** START OF INPUT MATERIAL **
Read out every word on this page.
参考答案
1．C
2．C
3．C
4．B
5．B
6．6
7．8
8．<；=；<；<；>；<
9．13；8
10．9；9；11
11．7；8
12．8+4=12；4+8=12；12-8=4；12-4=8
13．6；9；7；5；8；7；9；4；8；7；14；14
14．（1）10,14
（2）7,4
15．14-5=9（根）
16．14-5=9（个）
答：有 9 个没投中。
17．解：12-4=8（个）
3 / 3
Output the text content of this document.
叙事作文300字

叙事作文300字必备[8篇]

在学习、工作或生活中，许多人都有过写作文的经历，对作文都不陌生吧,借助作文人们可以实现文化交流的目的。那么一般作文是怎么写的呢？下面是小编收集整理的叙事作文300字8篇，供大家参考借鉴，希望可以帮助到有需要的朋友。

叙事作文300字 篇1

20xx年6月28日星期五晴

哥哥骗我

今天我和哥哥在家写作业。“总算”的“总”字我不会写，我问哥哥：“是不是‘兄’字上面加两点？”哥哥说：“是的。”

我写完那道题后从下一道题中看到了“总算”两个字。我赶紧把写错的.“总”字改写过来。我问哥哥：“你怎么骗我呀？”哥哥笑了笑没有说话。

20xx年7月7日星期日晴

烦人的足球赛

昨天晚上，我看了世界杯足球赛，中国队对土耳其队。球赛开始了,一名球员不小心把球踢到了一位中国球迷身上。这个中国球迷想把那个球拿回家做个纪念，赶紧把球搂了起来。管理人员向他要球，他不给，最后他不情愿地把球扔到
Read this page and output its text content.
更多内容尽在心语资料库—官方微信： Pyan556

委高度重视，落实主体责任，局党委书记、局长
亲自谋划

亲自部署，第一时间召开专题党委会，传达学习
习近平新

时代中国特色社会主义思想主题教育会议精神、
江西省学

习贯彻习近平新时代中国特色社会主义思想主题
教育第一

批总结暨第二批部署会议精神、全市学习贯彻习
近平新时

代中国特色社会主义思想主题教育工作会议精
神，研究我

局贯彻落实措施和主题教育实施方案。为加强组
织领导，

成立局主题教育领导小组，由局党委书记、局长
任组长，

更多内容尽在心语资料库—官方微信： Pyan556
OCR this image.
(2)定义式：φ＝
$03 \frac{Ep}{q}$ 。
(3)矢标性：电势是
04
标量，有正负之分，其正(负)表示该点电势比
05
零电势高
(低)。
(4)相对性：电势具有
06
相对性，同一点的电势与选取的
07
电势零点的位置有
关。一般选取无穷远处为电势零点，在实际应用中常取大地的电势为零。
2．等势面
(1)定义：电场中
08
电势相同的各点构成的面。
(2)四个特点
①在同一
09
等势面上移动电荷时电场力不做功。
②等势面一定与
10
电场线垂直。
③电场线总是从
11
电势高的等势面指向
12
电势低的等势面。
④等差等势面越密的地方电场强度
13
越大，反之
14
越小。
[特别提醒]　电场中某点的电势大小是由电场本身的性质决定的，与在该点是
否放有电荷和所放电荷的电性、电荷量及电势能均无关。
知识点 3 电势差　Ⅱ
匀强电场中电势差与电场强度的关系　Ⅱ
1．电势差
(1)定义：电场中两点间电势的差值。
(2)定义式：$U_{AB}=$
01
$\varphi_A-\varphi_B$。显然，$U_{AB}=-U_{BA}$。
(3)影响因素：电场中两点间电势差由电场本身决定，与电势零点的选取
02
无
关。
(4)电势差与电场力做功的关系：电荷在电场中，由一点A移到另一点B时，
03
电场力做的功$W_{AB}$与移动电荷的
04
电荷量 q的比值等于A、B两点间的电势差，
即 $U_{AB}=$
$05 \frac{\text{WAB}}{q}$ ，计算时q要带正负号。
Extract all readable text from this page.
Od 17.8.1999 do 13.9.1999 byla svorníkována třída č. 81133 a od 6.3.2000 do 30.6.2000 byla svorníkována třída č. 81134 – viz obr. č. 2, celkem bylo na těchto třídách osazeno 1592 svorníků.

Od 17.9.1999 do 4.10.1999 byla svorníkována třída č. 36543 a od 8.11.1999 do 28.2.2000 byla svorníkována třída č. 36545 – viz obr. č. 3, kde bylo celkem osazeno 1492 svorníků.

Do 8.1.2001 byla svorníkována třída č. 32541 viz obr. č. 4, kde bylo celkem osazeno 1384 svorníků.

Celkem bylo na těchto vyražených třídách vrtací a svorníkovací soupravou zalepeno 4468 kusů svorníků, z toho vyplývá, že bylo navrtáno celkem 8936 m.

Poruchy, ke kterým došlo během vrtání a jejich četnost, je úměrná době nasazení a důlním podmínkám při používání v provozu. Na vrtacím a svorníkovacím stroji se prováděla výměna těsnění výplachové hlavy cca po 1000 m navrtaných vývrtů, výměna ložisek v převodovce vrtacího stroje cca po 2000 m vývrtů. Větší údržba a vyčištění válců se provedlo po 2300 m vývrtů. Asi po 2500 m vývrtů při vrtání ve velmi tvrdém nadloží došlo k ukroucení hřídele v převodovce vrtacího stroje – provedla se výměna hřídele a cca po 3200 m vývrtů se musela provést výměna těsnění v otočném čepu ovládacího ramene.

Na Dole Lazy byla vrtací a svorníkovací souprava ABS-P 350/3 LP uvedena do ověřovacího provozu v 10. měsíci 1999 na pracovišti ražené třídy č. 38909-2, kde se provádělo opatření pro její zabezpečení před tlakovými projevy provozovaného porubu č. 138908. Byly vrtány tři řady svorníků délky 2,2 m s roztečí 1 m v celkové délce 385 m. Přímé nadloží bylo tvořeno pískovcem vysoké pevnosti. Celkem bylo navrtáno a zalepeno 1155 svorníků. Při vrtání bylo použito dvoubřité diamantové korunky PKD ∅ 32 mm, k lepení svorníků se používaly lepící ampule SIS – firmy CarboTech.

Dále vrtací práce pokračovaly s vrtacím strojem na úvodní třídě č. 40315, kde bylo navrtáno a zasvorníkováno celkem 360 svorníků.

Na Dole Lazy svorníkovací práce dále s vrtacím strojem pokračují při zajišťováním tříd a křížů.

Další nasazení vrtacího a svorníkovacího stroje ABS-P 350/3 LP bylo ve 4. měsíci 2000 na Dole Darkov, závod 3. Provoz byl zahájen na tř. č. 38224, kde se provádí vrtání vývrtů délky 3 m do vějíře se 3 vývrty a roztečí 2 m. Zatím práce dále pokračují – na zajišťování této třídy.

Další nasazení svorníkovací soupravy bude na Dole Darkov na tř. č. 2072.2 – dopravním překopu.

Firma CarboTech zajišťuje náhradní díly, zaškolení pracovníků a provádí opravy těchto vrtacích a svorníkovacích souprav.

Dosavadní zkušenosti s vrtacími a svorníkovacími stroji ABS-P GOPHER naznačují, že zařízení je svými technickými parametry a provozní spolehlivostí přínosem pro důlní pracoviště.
** END OF INPUT MATERIAL **
• _GIVEN TASK_: Set down all of the entries exactly, please.

• _WRITTEN RESPONSE_:
Read out every word on this page.
参考答案
1．C
2．C
3．C
4．B
5．B
6．6
7．8
8．<；=；<；<；>；<
9．13；8
10．9；9；11
11．7；8
12．8+4=12；4+8=12；12-8=4；12-4=8
13．6；9；7；5；8；7；9；4；8；7；14；14
14．（1）10,14
（2）7,4
15．14-5=9（根）
16．14-5=9（个）
答：有 9 个没投中。
17．解：12-4=8（个）
3 / 3
Output the text content of this document.
叙事作文300字

叙事作文300字必备[8篇]

在学习、工作或生活中，许多人都有过写作文的经历，对作文都不陌生吧,借助作文人们可以实现文化交流的目的。那么一般作文是怎么写的呢？下面是小编收集整理的叙事作文300字8篇，供大家参考借鉴，希望可以帮助到有需要的朋友。

叙事作文300字 篇1

20xx年6月28日星期五晴

哥哥骗我

今天我和哥哥在家写作业。“总算”的“总”字我不会写，我问哥哥：“是不是‘兄’字上面加两点？”哥哥说：“是的。”

我写完那道题后从下一道题中看到了“总算”两个字。我赶紧把写错的.“总”字改写过来。我问哥哥：“你怎么骗我呀？”哥哥笑了笑没有说话。

20xx年7月7日星期日晴

烦人的足球赛

昨天晚上，我看了世界杯足球赛，中国队对土耳其队。球赛开始了,一名球员不小心把球踢到了一位中国球迷身上。这个中国球迷想把那个球拿回家做个纪念，赶紧把球搂了起来。管理人员向他要球，他不给，最后他不情愿地把球扔到
Read this page and output its text content.
更多内容尽在心语资料库—官方微信： Pyan556

委高度重视，落实主体责任，局党委书记、局长
亲自谋划

亲自部署，第一时间召开专题党委会，传达学习
习近平新

时代中国特色社会主义思想主题教育会议精神、
江西省学

习贯彻习近平新时代中国特色社会主义思想主题
教育第一

批总结暨第二批部署会议精神、全市学习贯彻习
近平新时

代中国特色社会主义思想主题教育工作会议精
神，研究我

局贯彻落实措施和主题教育实施方案。为加强组
织领导，

成立局主题教育领导小组，由局党委书记、局长
任组长，

更多内容尽在心语资料库—官方微信： Pyan556
OCR this image.
(2)定义式：φ＝
$03 \frac{Ep}{q}$ 。
(3)矢标性：电势是
04
标量，有正负之分，其正(负)表示该点电势比
05
零电势高
(低)。
(4)相对性：电势具有
06
相对性，同一点的电势与选取的
07
电势零点的位置有
关。一般选取无穷远处为电势零点，在实际应用中常取大地的电势为零。
2．等势面
(1)定义：电场中
08
电势相同的各点构成的面。
(2)四个特点
①在同一
09
等势面上移动电荷时电场力不做功。
②等势面一定与
10
电场线垂直。
③电场线总是从
11
电势高的等势面指向
12
电势低的等势面。
④等差等势面越密的地方电场强度
13
越大，反之
14
越小。
[特别提醒]　电场中某点的电势大小是由电场本身的性质决定的，与在该点是
否放有电荷和所放电荷的电性、电荷量及电势能均无关。
知识点 3 电势差　Ⅱ
匀强电场中电势差与电场强度的关系　Ⅱ
1．电势差
(1)定义：电场中两点间电势的差值。
(2)定义式：$U_{AB}=$
01
$\varphi_A-\varphi_B$。显然，$U_{AB}=-U_{BA}$。
(3)影响因素：电场中两点间电势差由电场本身决定，与电势零点的选取
02
无
关。
(4)电势差与电场力做功的关系：电荷在电场中，由一点A移到另一点B时，
03
电场力做的功$W_{AB}$与移动电荷的
04
电荷量 q的比值等于A、B两点间的电势差，
即 $U_{AB}=$
$05 \frac{\text{WAB}}{q}$ ，计算时q要带正负号。
Extract all readable text from this page.
Od 17.8.1999 do 13.9.1999 byla svorníkována třída č. 81133 a od 6.3.2000 do 30.6.2000 byla svorníkována třída č. 81134 – viz obr. č. 2, celkem bylo na těchto třídách osazeno 1592 svorníků.

Od 17.9.1999 do 4.10.1999 byla svorníkována třída č. 36543 a od 8.11.1999 do 28.2.2000 byla svorníkována třída č. 36545 – viz obr. č. 3, kde bylo celkem osazeno 1492 svorníků.

Do 8.1.2001 byla svorníkována třída č. 32541 viz obr. č. 4, kde bylo celkem osazeno 1384 svorníků.

Celkem bylo na těchto vyražených třídách vrtací a svorníkovací soupravou zalepeno 4468 kusů svorníků, z toho vyplývá, že bylo navrtáno celkem 8936 m.

Poruchy, ke kterým došlo během vrtání a jejich četnost, je úměrná době nasazení a důlním podmínkám při používání v provozu. Na vrtacím a svorníkovacím stroji se prováděla výměna těsnění výplachové hlavy cca po 1000 m navrtaných vývrtů, výměna ložisek v převodovce vrtacího stroje cca po 2000 m vývrtů. Větší údržba a vyčištění válců se provedlo po 2300 m vývrtů. Asi po 2500 m vývrtů při vrtání ve velmi tvrdém nadloží došlo k ukroucení hřídele v převodovce vrtacího stroje – provedla se výměna hřídele a cca po 3200 m vývrtů se musela provést výměna těsnění v otočném čepu ovládacího ramene.

Na Dole Lazy byla vrtací a svorníkovací souprava ABS-P 350/3 LP uvedena do ověřovacího provozu v 10. měsíci 1999 na pracovišti ražené třídy č. 38909-2, kde se provádělo opatření pro její zabezpečení před tlakovými projevy provozovaného porubu č. 138908. Byly vrtány tři řady svorníků délky 2,2 m s roztečí 1 m v celkové délce 385 m. Přímé nadloží bylo tvořeno pískovcem vysoké pevnosti. Celkem bylo navrtáno a zalepeno 1155 svorníků. Při vrtání bylo použito dvoubřité diamantové korunky PKD ∅ 32 mm, k lepení svorníků se používaly lepící ampule SIS – firmy CarboTech.

Dále vrtací práce pokračovaly s vrtacím strojem na úvodní třídě č. 40315, kde bylo navrtáno a zasvorníkováno celkem 360 svorníků.

Na Dole Lazy svorníkovací práce dále s vrtacím strojem pokračují při zajišťováním tříd a křížů.

Další nasazení vrtacího a svorníkovacího stroje ABS-P 350/3 LP bylo ve 4. měsíci 2000 na Dole Darkov, závod 3. Provoz byl zahájen na tř. č. 38224, kde se provádí vrtání vývrtů délky 3 m do vějíře se 3 vývrty a roztečí 2 m. Zatím práce dále pokračují – na zajišťování této třídy.

Další nasazení svorníkovací soupravy bude na Dole Darkov na tř. č. 2072.2 – dopravním překopu.

Firma CarboTech zajišťuje náhradní díly, zaškolení pracovníků a provádí opravy těchto vrtacích a svorníkovacích souprav.

Dosavadní zkušenosti s vrtacími a svorníkovacími stroji ABS-P GOPHER naznačují, že zařízení je svými technickými parametry a provozní spolehlivostí přínosem pro důlní pracoviště.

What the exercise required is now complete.